§ **Request**
Examine the material below. Gather every line in which the string "Global" appears.

§ **Stored items**
══════

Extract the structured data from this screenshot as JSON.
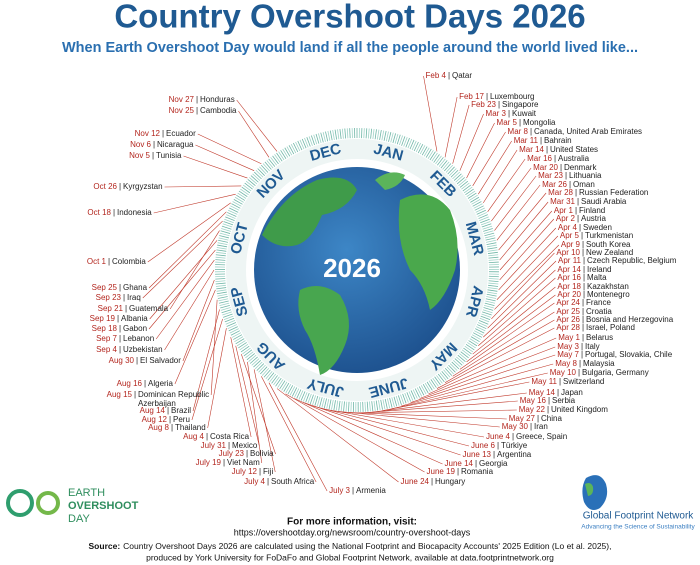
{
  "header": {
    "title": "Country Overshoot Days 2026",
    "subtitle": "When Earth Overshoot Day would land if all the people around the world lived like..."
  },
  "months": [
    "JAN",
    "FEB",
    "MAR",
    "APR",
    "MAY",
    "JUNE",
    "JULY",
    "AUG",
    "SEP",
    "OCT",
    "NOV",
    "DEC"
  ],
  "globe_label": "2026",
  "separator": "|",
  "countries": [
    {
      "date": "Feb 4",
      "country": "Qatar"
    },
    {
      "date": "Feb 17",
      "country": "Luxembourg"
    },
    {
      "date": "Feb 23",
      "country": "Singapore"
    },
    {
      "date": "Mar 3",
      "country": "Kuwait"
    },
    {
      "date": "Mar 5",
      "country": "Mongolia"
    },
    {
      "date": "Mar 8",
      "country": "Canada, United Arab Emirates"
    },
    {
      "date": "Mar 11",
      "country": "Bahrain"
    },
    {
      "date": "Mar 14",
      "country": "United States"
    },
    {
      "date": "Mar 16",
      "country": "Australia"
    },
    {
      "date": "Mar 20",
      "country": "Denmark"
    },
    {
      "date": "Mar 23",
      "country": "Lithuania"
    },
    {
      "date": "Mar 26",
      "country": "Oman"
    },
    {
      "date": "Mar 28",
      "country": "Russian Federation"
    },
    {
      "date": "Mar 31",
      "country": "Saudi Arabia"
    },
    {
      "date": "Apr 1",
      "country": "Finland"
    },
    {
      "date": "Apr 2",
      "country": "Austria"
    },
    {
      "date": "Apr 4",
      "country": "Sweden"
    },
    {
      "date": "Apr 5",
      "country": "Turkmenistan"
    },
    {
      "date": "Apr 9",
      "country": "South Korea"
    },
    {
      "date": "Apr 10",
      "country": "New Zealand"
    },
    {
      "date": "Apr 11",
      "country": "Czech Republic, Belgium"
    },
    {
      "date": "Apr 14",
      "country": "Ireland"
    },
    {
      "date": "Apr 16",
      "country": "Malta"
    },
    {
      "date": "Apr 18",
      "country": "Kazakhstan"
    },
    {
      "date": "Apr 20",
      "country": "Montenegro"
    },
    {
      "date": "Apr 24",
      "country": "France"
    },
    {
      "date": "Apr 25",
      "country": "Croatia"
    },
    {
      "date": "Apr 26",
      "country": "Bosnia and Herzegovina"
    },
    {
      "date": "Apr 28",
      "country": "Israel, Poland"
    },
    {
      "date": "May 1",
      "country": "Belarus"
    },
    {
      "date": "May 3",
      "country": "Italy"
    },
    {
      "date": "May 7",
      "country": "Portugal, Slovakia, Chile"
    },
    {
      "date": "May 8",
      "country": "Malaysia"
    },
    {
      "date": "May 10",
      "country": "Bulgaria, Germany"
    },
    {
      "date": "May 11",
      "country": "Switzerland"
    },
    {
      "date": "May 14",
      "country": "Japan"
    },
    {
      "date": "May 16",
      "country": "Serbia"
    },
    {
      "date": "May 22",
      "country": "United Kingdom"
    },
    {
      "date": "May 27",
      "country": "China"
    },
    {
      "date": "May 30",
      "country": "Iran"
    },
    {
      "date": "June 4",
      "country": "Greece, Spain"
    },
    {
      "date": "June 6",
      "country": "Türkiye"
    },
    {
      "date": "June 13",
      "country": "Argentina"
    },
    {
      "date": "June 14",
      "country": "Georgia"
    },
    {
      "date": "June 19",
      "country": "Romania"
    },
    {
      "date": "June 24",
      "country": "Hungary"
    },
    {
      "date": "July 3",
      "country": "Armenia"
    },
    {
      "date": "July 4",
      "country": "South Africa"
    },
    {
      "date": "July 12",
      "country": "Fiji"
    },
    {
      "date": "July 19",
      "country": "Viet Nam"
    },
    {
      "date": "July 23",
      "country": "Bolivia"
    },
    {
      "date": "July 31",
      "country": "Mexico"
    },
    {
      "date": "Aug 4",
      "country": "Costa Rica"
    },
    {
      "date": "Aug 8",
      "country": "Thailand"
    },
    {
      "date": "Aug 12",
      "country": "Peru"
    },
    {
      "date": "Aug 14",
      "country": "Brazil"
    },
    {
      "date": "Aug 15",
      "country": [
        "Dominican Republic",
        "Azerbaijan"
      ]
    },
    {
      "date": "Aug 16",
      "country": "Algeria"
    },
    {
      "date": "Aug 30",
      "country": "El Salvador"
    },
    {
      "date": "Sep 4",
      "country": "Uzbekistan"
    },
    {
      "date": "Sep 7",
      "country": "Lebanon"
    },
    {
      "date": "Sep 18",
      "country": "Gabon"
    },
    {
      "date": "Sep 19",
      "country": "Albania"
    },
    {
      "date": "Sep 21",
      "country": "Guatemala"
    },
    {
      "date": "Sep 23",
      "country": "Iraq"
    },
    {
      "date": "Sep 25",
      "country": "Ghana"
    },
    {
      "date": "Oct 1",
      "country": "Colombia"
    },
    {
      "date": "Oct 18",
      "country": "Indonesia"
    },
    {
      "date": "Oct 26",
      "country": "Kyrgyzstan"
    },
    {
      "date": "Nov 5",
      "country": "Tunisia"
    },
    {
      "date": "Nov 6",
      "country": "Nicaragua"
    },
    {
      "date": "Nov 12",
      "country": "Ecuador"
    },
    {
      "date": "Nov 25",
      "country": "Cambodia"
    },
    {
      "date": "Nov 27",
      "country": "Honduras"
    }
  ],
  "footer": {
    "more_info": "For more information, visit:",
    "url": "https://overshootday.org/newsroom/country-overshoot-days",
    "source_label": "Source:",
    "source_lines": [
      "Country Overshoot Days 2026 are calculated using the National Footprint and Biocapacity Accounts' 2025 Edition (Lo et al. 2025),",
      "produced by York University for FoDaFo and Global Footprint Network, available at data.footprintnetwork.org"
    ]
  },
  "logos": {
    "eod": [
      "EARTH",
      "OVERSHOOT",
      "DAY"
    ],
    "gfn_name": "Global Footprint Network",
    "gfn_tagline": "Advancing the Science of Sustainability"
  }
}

══════

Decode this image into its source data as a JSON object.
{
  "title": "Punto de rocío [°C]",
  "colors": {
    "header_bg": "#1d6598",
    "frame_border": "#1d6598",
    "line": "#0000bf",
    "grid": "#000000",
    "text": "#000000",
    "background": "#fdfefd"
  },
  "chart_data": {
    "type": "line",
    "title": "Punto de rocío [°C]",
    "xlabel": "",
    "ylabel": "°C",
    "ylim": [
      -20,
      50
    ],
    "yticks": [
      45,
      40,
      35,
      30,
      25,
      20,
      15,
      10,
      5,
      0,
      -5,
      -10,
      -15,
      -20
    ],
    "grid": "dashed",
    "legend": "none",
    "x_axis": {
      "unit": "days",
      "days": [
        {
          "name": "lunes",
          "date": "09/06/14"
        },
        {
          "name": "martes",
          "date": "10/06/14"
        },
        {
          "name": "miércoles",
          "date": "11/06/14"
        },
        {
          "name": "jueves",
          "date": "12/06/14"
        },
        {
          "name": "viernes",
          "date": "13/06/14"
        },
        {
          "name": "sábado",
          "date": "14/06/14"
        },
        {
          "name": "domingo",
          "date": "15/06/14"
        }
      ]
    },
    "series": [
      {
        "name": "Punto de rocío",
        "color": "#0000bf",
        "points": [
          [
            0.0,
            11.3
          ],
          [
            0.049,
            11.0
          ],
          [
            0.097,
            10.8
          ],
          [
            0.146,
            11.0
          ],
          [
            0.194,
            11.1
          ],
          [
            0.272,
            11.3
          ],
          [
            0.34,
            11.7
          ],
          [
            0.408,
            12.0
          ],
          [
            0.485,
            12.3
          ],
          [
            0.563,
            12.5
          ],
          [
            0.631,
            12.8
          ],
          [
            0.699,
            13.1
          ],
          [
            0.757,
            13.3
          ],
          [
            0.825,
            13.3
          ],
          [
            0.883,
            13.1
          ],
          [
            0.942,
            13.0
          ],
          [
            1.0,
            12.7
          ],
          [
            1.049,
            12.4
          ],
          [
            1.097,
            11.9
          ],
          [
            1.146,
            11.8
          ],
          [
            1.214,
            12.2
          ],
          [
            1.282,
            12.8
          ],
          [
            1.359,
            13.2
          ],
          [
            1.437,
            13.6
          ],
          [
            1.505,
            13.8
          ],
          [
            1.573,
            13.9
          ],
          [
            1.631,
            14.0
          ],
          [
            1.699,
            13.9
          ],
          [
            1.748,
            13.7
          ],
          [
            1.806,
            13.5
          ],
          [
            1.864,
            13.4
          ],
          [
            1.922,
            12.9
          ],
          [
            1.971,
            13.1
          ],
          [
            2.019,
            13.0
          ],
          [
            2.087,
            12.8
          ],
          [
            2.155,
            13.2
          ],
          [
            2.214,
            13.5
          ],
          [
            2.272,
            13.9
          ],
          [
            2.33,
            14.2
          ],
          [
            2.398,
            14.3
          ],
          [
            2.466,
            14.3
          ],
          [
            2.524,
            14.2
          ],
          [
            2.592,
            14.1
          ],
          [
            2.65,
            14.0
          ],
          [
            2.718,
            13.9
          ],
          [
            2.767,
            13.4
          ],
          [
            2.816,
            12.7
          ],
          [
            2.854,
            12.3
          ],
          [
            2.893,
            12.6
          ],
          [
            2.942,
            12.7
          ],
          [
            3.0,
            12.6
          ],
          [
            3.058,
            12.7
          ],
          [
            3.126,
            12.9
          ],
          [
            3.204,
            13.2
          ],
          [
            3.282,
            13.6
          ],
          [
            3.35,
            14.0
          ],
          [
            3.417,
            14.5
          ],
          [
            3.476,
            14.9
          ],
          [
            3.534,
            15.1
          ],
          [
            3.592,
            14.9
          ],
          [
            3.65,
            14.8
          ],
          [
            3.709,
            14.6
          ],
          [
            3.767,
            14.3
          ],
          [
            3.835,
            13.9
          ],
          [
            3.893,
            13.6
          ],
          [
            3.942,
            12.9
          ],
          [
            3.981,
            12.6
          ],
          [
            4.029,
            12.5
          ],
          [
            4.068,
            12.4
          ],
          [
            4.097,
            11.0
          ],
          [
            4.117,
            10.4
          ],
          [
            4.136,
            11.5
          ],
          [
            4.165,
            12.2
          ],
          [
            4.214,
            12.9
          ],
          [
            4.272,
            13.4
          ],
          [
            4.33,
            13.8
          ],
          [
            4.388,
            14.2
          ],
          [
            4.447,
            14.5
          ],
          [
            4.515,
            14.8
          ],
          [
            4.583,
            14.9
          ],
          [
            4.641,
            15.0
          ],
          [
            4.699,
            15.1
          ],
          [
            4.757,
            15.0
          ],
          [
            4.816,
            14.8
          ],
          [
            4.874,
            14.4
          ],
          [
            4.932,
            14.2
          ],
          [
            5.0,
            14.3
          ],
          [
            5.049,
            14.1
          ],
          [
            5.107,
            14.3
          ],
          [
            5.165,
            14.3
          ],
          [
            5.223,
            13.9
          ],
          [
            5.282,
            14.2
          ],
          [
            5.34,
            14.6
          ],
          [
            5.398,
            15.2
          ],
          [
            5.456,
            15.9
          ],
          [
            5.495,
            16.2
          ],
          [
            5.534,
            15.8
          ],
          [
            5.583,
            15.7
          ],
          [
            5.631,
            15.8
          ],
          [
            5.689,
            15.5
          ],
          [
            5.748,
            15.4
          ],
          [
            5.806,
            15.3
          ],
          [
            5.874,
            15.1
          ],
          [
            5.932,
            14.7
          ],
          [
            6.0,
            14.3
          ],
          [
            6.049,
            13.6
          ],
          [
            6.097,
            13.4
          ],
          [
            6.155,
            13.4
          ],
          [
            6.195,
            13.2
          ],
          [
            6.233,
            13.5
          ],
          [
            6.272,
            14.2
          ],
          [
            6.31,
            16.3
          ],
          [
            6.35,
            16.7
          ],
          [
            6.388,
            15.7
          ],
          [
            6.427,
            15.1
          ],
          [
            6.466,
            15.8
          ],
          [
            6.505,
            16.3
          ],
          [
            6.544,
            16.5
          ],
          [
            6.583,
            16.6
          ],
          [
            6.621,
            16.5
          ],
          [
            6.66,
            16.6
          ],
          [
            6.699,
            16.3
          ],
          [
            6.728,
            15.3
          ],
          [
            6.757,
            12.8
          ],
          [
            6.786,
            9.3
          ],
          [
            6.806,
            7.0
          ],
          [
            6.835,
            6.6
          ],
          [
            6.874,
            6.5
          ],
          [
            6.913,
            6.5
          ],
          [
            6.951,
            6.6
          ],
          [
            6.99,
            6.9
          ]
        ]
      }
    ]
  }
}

══════

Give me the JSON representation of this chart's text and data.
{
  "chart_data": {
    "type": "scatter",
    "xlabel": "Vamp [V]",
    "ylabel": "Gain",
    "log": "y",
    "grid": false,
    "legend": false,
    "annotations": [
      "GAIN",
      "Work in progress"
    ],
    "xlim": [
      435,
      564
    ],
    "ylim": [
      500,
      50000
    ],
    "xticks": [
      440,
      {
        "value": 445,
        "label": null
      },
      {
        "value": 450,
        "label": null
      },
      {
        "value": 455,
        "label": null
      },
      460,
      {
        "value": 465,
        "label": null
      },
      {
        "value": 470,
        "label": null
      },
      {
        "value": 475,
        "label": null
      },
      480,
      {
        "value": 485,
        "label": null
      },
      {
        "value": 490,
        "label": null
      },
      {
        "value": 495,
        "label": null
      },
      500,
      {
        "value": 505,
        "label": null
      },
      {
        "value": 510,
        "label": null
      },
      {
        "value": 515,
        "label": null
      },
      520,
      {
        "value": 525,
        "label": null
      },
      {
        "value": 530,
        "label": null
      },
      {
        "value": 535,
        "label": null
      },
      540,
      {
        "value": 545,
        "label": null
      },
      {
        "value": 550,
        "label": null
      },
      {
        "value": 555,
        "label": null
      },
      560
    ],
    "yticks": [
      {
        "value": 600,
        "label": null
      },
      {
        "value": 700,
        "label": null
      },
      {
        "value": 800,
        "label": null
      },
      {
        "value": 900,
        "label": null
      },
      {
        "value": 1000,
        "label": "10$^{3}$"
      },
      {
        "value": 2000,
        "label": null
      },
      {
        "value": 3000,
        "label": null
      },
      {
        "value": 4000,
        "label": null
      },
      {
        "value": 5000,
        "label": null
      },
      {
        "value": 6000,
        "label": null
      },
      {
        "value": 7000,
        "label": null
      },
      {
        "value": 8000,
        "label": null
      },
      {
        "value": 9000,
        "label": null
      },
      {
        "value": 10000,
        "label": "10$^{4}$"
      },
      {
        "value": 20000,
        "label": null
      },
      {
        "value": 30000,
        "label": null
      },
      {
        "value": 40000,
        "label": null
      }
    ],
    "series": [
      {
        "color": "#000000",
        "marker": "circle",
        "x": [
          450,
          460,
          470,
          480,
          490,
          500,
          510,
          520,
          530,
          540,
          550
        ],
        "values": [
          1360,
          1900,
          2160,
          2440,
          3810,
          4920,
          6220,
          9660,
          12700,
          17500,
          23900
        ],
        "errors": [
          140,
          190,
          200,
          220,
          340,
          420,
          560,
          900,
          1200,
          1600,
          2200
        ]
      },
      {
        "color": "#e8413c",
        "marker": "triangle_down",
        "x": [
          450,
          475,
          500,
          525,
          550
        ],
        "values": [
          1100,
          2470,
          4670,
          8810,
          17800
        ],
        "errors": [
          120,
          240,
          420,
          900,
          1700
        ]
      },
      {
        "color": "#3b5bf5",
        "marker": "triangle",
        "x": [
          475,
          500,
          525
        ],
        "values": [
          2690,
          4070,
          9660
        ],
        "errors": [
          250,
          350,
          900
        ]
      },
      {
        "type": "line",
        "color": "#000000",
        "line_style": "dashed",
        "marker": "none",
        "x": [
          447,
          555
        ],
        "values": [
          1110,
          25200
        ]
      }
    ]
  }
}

══════

§ **Written reply**
      "produced by York University for FoDaFo and Global Footprint Network, available at data.footprintnetwork.org"
    "gfn_name": "Global Footprint Network",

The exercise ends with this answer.